SET PROBLEM -> Copy every line of the data in which the word "with" occurs.

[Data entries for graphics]
────────────────
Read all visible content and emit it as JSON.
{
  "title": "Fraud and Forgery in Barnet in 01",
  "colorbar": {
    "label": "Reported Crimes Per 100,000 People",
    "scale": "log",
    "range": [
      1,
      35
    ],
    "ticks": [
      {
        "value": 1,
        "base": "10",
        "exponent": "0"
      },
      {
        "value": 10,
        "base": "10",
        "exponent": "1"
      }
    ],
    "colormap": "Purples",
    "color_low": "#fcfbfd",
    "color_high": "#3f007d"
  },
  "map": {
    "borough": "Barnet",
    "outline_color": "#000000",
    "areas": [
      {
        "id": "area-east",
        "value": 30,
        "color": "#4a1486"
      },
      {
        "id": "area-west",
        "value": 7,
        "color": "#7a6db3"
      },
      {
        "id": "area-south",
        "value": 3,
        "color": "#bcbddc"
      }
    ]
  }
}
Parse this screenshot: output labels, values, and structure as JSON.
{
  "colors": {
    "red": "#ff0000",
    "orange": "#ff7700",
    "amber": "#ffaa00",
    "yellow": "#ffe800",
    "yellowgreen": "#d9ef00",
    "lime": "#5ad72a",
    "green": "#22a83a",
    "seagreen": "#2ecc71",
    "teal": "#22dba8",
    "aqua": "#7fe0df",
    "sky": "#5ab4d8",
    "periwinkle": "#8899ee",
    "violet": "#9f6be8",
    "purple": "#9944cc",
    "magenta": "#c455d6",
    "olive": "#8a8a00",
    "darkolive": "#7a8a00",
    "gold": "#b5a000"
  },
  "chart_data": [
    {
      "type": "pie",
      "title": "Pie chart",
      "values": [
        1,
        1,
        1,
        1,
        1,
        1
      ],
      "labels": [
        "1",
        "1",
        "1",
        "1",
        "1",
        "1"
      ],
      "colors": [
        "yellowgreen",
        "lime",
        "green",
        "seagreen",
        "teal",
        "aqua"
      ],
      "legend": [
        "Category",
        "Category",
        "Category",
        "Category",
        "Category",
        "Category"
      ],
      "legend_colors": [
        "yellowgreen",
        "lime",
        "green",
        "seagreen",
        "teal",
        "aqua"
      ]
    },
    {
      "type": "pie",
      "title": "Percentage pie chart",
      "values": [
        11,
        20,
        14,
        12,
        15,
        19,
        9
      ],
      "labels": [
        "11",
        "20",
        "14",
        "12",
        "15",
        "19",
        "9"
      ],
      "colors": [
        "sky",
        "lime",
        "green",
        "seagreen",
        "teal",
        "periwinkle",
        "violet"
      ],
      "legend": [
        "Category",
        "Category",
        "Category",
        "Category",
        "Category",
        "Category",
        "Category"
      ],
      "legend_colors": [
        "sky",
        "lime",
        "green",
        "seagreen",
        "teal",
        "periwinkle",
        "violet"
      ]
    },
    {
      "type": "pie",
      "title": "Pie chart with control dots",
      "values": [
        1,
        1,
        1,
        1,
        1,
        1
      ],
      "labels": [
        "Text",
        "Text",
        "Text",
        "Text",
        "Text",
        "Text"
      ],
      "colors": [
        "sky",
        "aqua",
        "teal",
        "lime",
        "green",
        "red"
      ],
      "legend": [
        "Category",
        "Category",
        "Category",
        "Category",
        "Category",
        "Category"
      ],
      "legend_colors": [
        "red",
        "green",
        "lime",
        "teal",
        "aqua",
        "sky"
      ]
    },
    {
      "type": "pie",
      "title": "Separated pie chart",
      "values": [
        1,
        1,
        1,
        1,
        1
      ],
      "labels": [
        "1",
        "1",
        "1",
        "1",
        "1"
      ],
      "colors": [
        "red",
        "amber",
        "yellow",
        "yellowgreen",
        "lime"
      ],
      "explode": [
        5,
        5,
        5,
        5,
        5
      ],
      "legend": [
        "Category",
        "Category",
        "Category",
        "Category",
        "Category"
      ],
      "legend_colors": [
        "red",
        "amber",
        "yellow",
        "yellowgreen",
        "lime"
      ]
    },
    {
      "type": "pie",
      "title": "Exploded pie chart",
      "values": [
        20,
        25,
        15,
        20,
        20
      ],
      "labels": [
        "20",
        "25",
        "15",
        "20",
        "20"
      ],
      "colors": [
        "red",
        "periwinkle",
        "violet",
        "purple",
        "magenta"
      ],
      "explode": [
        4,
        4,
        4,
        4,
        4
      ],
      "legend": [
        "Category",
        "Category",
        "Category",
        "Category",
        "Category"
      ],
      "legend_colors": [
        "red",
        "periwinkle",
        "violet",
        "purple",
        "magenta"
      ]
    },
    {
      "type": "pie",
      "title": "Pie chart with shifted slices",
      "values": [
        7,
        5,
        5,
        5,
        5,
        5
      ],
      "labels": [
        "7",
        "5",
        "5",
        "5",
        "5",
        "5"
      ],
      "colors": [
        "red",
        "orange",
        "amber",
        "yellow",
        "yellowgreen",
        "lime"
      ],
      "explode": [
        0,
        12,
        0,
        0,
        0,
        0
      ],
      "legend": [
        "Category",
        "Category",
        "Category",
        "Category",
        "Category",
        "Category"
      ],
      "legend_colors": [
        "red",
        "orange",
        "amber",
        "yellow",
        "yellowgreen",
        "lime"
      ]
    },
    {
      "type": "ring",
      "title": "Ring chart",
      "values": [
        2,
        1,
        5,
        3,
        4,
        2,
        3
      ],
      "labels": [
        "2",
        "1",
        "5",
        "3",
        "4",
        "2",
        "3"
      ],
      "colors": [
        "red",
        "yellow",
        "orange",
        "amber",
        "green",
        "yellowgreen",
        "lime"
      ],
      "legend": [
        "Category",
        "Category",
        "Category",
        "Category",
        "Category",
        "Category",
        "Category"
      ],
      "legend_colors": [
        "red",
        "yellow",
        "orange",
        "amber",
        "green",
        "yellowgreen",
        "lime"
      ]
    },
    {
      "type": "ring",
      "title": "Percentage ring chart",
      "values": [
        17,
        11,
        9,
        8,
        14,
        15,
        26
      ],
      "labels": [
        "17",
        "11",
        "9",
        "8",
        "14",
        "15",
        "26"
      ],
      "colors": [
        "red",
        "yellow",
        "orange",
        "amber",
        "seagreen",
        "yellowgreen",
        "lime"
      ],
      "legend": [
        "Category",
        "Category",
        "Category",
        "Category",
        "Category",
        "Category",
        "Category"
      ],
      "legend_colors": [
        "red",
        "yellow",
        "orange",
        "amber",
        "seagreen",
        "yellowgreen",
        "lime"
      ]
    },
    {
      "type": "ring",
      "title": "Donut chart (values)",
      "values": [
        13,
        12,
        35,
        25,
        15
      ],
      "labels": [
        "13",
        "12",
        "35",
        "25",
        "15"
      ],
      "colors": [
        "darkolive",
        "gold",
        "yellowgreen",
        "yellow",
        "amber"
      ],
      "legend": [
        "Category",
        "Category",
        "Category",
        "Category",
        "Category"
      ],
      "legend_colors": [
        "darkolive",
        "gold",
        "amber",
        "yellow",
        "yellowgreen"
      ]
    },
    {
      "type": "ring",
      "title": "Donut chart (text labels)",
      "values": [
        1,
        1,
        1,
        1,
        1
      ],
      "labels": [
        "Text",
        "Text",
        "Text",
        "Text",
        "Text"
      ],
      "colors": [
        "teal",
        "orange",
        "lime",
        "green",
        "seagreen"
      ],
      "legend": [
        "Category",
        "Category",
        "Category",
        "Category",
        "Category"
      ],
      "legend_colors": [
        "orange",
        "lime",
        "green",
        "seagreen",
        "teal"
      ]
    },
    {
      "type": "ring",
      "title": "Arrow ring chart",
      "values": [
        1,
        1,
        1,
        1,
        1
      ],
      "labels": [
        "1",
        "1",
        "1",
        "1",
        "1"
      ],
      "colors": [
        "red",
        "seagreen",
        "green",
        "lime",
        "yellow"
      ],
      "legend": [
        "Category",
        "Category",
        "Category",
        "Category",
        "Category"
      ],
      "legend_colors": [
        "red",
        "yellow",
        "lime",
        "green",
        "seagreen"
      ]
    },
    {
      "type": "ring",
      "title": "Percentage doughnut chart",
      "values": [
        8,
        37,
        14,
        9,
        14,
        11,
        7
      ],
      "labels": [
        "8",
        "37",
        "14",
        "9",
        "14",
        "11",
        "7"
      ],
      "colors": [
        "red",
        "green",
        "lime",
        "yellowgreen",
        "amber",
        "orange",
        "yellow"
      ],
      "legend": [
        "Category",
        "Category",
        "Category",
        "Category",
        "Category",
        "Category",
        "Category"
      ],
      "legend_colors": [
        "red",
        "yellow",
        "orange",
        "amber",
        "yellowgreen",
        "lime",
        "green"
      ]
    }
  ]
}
────────────────
ANSWER IN FULL ->
      "title": "Pie chart with control dots",
      "title": "Pie chart with shifted slices",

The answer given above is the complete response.